• _Challenge_
Reproduce the entries starting at the line containing "Text: N: N bbox=[166, 115, 179, 133]" and ending at the line containing "Where is each", including both of those lines.

= = = = = = =

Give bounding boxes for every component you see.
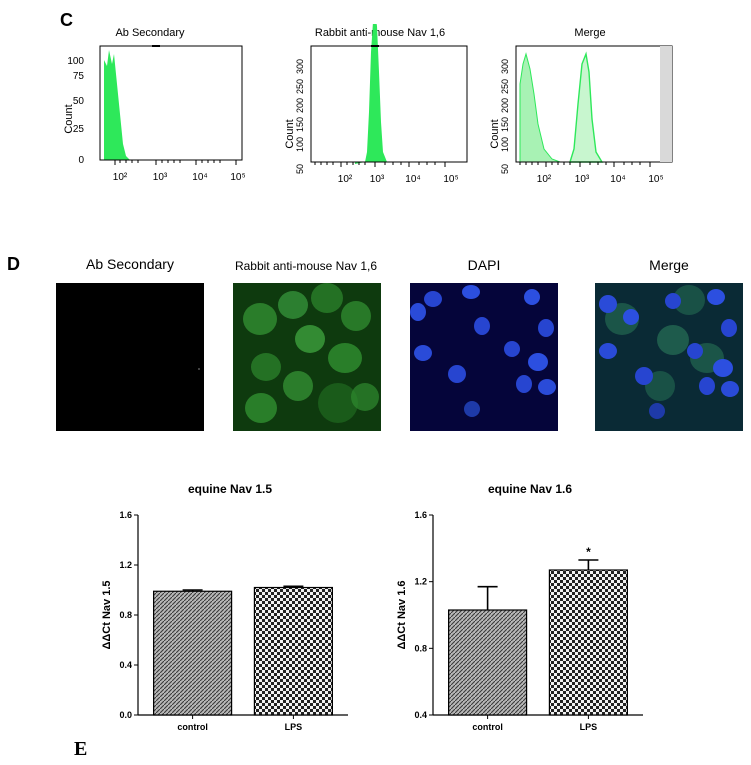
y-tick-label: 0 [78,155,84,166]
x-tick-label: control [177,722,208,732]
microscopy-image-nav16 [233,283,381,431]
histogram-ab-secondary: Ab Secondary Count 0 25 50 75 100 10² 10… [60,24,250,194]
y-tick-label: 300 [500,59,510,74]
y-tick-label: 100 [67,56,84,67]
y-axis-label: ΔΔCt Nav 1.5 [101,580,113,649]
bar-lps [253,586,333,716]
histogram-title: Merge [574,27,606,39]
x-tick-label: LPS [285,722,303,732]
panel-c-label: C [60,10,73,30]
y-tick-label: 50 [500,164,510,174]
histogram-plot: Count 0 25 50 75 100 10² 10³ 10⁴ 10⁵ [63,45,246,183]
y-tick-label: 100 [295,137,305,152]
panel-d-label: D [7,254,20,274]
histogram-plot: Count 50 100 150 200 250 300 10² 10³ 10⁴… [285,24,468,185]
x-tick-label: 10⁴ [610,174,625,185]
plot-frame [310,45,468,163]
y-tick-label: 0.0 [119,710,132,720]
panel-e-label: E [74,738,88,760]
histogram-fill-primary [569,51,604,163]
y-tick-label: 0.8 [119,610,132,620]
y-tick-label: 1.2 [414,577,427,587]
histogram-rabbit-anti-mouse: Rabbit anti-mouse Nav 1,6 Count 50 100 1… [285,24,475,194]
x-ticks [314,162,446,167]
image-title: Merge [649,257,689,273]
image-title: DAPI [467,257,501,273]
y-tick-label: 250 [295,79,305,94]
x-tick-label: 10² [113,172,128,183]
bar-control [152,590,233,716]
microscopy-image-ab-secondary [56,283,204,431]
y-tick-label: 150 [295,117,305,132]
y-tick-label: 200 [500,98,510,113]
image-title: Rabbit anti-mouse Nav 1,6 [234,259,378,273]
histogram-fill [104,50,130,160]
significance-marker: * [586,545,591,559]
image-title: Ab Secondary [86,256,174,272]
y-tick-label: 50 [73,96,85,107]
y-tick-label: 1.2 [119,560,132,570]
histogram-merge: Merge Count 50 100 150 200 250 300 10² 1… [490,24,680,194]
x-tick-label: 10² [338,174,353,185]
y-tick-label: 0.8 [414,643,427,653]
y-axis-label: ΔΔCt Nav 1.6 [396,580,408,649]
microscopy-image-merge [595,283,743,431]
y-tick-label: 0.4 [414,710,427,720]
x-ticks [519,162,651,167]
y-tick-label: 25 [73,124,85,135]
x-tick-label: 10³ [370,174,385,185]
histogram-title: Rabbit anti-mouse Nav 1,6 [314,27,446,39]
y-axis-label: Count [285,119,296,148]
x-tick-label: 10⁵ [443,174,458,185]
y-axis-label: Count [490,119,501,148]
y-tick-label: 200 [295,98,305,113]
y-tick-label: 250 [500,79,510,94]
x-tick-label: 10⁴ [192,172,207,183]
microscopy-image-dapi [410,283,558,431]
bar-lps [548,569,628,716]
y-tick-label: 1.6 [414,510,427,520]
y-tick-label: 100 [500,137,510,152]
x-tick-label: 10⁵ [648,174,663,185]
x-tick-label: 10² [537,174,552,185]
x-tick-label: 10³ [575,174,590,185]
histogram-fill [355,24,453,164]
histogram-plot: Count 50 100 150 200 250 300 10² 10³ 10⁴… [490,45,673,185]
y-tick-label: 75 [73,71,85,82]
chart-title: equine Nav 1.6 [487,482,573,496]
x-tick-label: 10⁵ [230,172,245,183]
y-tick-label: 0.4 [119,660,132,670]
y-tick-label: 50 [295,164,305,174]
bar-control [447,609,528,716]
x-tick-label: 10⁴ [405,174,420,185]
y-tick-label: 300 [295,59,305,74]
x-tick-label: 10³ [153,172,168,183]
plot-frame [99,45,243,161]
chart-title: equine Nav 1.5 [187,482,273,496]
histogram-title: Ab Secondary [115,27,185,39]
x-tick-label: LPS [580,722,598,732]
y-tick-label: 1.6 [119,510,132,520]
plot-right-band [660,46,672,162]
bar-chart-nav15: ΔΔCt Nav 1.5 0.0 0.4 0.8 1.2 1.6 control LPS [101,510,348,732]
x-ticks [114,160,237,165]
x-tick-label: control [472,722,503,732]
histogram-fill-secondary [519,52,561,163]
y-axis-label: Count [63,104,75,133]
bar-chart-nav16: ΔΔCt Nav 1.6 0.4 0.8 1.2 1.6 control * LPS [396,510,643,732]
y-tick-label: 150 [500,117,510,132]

= = = = = = =

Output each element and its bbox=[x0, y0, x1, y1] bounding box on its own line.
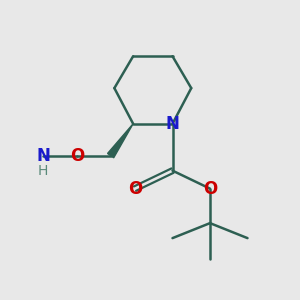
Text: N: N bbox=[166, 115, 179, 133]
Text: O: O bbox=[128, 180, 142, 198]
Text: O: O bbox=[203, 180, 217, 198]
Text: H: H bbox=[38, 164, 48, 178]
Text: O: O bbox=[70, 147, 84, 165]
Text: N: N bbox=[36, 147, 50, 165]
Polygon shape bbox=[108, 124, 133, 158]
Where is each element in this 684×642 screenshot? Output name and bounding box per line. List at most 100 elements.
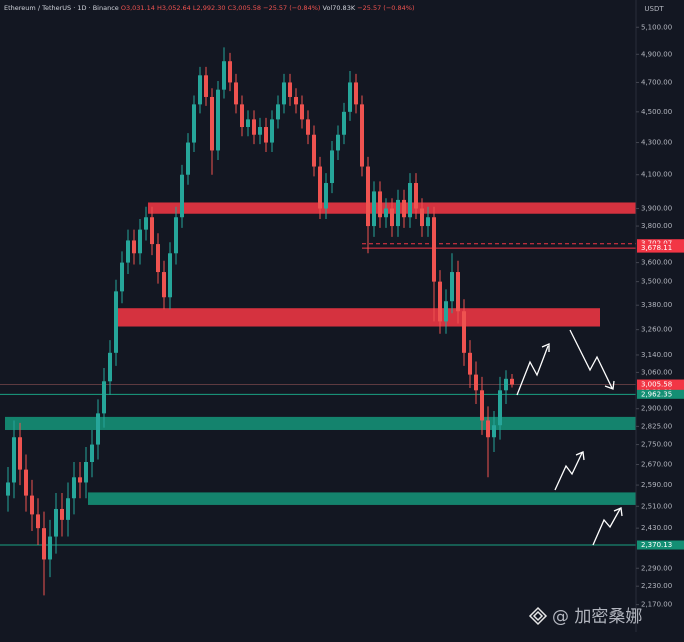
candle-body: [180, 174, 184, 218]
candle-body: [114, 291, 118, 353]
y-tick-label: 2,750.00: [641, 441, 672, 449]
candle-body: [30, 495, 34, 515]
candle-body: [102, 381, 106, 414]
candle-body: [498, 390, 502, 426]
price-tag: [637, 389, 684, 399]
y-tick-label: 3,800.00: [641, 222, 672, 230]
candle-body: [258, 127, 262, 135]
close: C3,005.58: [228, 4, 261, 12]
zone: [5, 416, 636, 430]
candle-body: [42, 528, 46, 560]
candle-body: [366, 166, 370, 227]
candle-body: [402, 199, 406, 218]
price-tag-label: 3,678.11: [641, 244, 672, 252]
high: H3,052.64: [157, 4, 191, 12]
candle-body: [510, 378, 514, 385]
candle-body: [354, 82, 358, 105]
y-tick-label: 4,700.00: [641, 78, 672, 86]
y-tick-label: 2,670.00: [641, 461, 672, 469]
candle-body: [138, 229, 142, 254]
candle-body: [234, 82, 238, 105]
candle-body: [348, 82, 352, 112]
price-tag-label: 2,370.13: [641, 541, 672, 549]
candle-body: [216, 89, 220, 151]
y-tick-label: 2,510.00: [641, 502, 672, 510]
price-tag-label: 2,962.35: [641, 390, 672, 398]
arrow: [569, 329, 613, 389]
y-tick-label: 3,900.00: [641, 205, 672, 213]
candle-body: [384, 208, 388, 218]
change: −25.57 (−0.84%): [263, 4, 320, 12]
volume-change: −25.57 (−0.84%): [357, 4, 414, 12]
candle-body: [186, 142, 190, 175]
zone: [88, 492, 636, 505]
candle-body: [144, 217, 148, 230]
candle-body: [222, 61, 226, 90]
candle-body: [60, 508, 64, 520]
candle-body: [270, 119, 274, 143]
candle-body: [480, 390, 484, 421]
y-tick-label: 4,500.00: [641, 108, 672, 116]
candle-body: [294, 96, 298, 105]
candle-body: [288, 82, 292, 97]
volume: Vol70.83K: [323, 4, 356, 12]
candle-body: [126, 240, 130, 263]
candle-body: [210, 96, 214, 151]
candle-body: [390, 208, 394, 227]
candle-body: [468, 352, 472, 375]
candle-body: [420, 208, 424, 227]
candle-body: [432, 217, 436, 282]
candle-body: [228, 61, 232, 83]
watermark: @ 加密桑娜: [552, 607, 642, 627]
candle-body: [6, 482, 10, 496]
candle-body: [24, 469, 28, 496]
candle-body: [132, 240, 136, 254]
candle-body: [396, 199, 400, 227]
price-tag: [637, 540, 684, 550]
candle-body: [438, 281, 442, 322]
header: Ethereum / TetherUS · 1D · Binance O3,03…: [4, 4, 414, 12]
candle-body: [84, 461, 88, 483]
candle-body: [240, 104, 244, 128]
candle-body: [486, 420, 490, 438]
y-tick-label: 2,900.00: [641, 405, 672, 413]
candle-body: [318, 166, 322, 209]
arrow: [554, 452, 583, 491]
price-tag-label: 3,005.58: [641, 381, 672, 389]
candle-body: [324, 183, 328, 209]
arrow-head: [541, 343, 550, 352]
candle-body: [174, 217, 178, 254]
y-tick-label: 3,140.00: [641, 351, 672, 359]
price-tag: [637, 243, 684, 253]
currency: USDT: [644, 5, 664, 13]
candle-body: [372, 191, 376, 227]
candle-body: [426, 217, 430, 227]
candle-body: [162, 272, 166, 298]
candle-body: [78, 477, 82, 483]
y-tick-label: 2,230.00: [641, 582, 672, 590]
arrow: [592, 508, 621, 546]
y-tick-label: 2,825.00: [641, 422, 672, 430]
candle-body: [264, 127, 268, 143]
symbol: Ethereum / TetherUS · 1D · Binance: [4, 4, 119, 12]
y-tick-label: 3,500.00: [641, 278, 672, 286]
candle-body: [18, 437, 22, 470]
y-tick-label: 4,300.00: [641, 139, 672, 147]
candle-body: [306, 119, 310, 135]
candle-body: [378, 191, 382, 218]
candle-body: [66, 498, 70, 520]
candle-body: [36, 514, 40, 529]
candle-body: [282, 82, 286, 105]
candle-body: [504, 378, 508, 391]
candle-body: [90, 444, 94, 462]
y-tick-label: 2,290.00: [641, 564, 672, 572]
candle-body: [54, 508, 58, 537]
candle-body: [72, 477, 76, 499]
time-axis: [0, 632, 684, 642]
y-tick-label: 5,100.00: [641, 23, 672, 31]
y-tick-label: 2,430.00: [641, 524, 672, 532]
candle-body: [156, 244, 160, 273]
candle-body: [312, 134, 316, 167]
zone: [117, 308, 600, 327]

= = = = = = =

• _Solution to this exercise_
Text: N: N bbox=[166, 115, 179, 133]
Text: O: O bbox=[128, 180, 142, 198]
Text: O: O bbox=[203, 180, 217, 198]
Text: H: H bbox=[38, 164, 48, 178]
Text: O: O bbox=[70, 147, 84, 165]
Text: N: N bbox=[36, 147, 50, 165]
Polygon shape bbox=[108, 124, 133, 158]
Where is each element in this 684×642 screenshot? Output name and bounding box per line. List at most 100 elements.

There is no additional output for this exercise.